---------- RECORDS FOR THIS EXERCISE

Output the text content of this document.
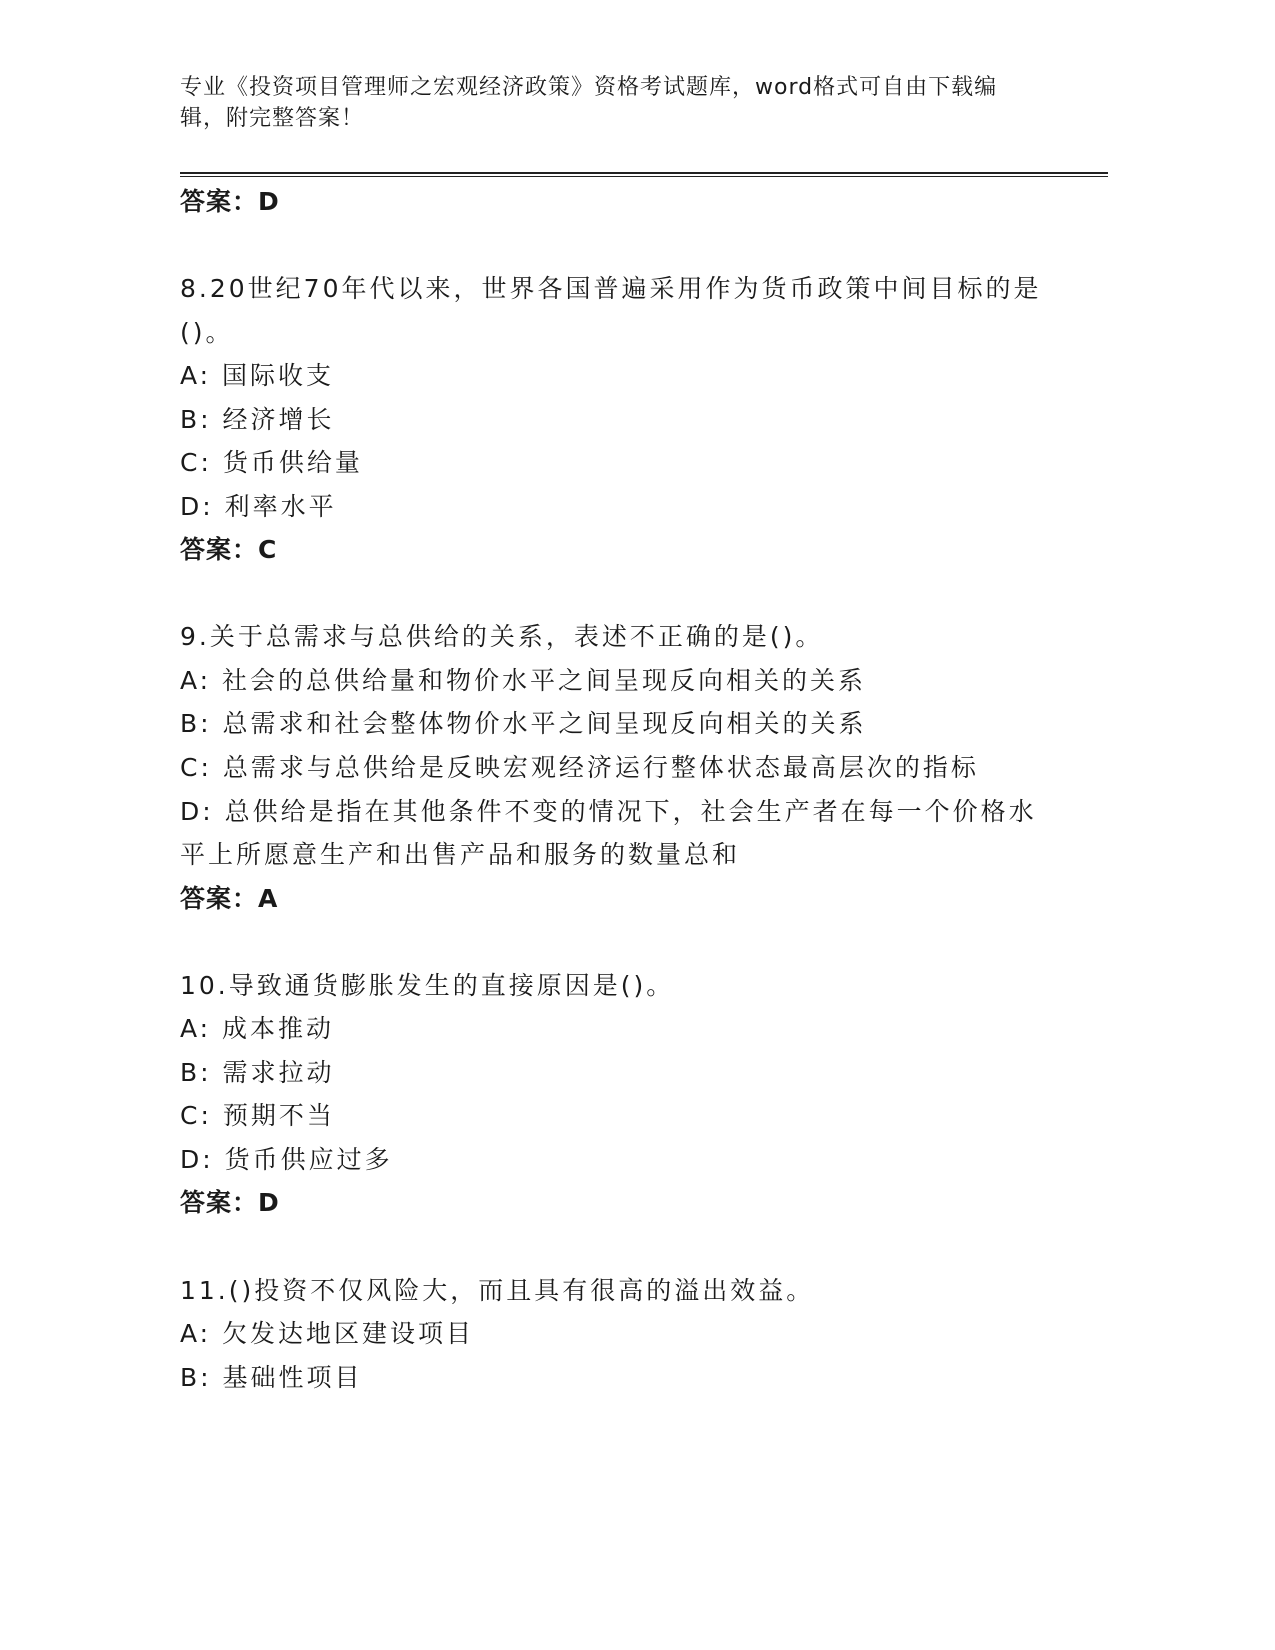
专业《投资项目管理师之宏观经济政策》资格考试题库，word格式可自由下载编
辑，附完整答案！
答案：D
8.20世纪70年代以来，世界各国普遍采用作为货币政策中间目标的是
()。
A: 国际收支
B: 经济增长
C: 货币供给量
D: 利率水平
答案：C
9.关于总需求与总供给的关系，表述不正确的是()。
A: 社会的总供给量和物价水平之间呈现反向相关的关系
B: 总需求和社会整体物价水平之间呈现反向相关的关系
C: 总需求与总供给是反映宏观经济运行整体状态最高层次的指标
D: 总供给是指在其他条件不变的情况下，社会生产者在每一个价格水
平上所愿意生产和出售产品和服务的数量总和
答案：A
10.导致通货膨胀发生的直接原因是()。
A: 成本推动
B: 需求拉动
C: 预期不当
D: 货币供应过多
答案：D
11.()投资不仅风险大，而且具有很高的溢出效益。
A: 欠发达地区建设项目
B: 基础性项目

--------------------

Transcribe the full listing above exactly, with the images removed.

Output the text content of this document.
专业《投资项目管理师之宏观经济政策》资格考试题库，word格式可自由下载编
辑，附完整答案！
答案：D
8.20世纪70年代以来，世界各国普遍采用作为货币政策中间目标的是
()。
A: 国际收支
B: 经济增长
C: 货币供给量
D: 利率水平
答案：C
9.关于总需求与总供给的关系，表述不正确的是()。
A: 社会的总供给量和物价水平之间呈现反向相关的关系
B: 总需求和社会整体物价水平之间呈现反向相关的关系
C: 总需求与总供给是反映宏观经济运行整体状态最高层次的指标
D: 总供给是指在其他条件不变的情况下，社会生产者在每一个价格水
平上所愿意生产和出售产品和服务的数量总和
答案：A
10.导致通货膨胀发生的直接原因是()。
A: 成本推动
B: 需求拉动
C: 预期不当
D: 货币供应过多
答案：D
11.()投资不仅风险大，而且具有很高的溢出效益。
A: 欠发达地区建设项目
B: 基础性项目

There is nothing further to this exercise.